■ Do this ■
Copy every line of the data in which the word "title" occurs.

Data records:
** begin **
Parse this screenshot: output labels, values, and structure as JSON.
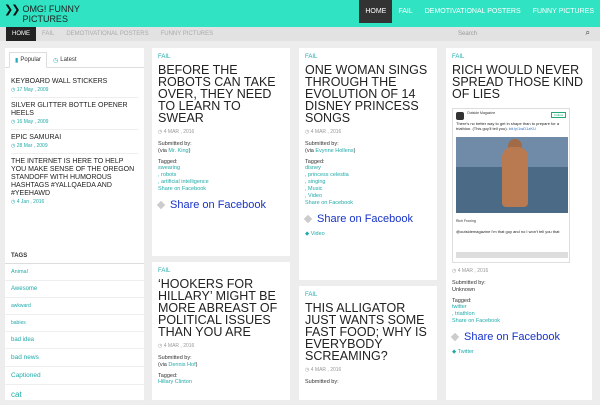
{
  "header": {
    "logo_text": "OMG! FUNNY PICTURES",
    "nav": [
      "HOME",
      "FAIL",
      "DEMOTIVATIONAL POSTERS",
      "FUNNY PICTURES"
    ]
  },
  "subnav": {
    "items": [
      "HOME",
      "FAIL",
      "DEMOTIVATIONAL POSTERS",
      "FUNNY PICTURES"
    ],
    "search_placeholder": "Search"
  },
  "sidebar": {
    "tabs": [
      "Popular",
      "Latest"
    ],
    "posts": [
      {
        "title": "KEYBOARD WALL STICKERS",
        "date": "17 May , 2009"
      },
      {
        "title": "SILVER GLITTER BOTTLE OPENER HEELS",
        "date": "16 May , 2009"
      },
      {
        "title": "EPIC SAMURAI",
        "date": "28 Mar , 2009"
      },
      {
        "title": "THE INTERNET IS HERE TO HELP YOU MAKE SENSE OF THE OREGON STANDOFF WITH HUMOROUS HASHTAGS #YALLQAEDA AND #YEEHAWD",
        "date": "4 Jan , 2016"
      }
    ],
    "tags_heading": "TAGS",
    "tags": [
      "Animal",
      "Awesome",
      "awkward",
      "babies",
      "bad idea",
      "bad news",
      "Captioned",
      "cat"
    ]
  },
  "cards": {
    "c1": {
      "cat": "FAIL",
      "title": "BEFORE THE ROBOTS CAN TAKE OVER, THEY NEED TO LEARN TO SWEAR",
      "date": "4 MAR , 2016",
      "submitted": "Submitted by:",
      "via_prefix": "(via ",
      "via": "Mr. King",
      "via_suffix": ")",
      "tagged": "Tagged:",
      "tags": [
        "swearing",
        ", robots",
        ", artificial intelligence"
      ],
      "share_link": "Share on Facebook",
      "share_btn": "Share on Facebook"
    },
    "c2": {
      "cat": "FAIL",
      "title": "ONE WOMAN SINGS THROUGH THE EVOLUTION OF 14 DISNEY PRINCESS SONGS",
      "date": "4 MAR , 2016",
      "submitted": "Submitted by:",
      "via_prefix": "(via ",
      "via": "Evynne Hollens",
      "via_suffix": ")",
      "tagged": "Tagged:",
      "tags": [
        "disney",
        ", princess celestia",
        ", singing",
        ", Music",
        ", Video"
      ],
      "share_link": "Share on Facebook",
      "share_btn": "Share on Facebook",
      "cat_footer": "Video"
    },
    "c3": {
      "cat": "FAIL",
      "title": "RICH WOULD NEVER SPREAD THOSE KIND OF LIES",
      "tweet_name": "Outside Magazine",
      "tweet_follow": "Follow",
      "tweet_text": "There's no better way to get in shape than to prepare for a triathlon. (This guy'll tell you):",
      "tweet_link": "bit.ly/1wD1zKU",
      "reply_name": "Rich Froning",
      "reply_text": "@outsidemagazine I'm that guy and no I won't tell you that",
      "date": "4 MAR , 2016",
      "submitted": "Submitted by:",
      "author": "Unknown",
      "tagged": "Tagged:",
      "tags": [
        "twitter",
        ", triathlon"
      ],
      "share_link": "Share on Facebook",
      "share_btn": "Share on Facebook",
      "cat_footer": "Twitter"
    },
    "c4": {
      "cat": "FAIL",
      "title": "‘HOOKERS FOR HILLARY’ MIGHT BE MORE ABREAST OF POLITICAL ISSUES THAN YOU ARE",
      "date": "4 MAR , 2016",
      "submitted": "Submitted by:",
      "via_prefix": "(via ",
      "via": "Dennis Hof",
      "via_suffix": ")",
      "tagged": "Tagged:",
      "tags": [
        "Hillary Clinton"
      ]
    },
    "c5": {
      "cat": "FAIL",
      "title": "THIS ALLIGATOR JUST WANTS SOME FAST FOOD; WHY IS EVERYBODY SCREAMING?",
      "date": "4 MAR , 2016",
      "submitted": "Submitted by:"
    }
  },
  "colors": {
    "accent": "#30e3c2",
    "link": "#22aaaa",
    "facebook": "#1833c8"
  }
}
** end **
■ Exercise output ■
        "title": "KEYBOARD WALL STICKERS",
        "title": "SILVER GLITTER BOTTLE OPENER HEELS",
        "title": "EPIC SAMURAI",
        "title": "THE INTERNET IS HERE TO HELP YOU MAKE SENSE OF THE OREGON STANDOFF WITH HUMOROUS HASHTAGS #YALLQAEDA AND #YEEHAWD",
      "title": "BEFORE THE ROBOTS CAN TAKE OVER, THEY NEED TO LEARN TO SWEAR",
      "title": "ONE WOMAN SINGS THROUGH THE EVOLUTION OF 14 DISNEY PRINCESS SONGS",
      "title": "RICH WOULD NEVER SPREAD THOSE KIND OF LIES",
      "title": "‘HOOKERS FOR HILLARY’ MIGHT BE MORE ABREAST OF POLITICAL ISSUES THAN YOU ARE",
      "title": "THIS ALLIGATOR JUST WANTS SOME FAST FOOD; WHY IS EVERYBODY SCREAMING?",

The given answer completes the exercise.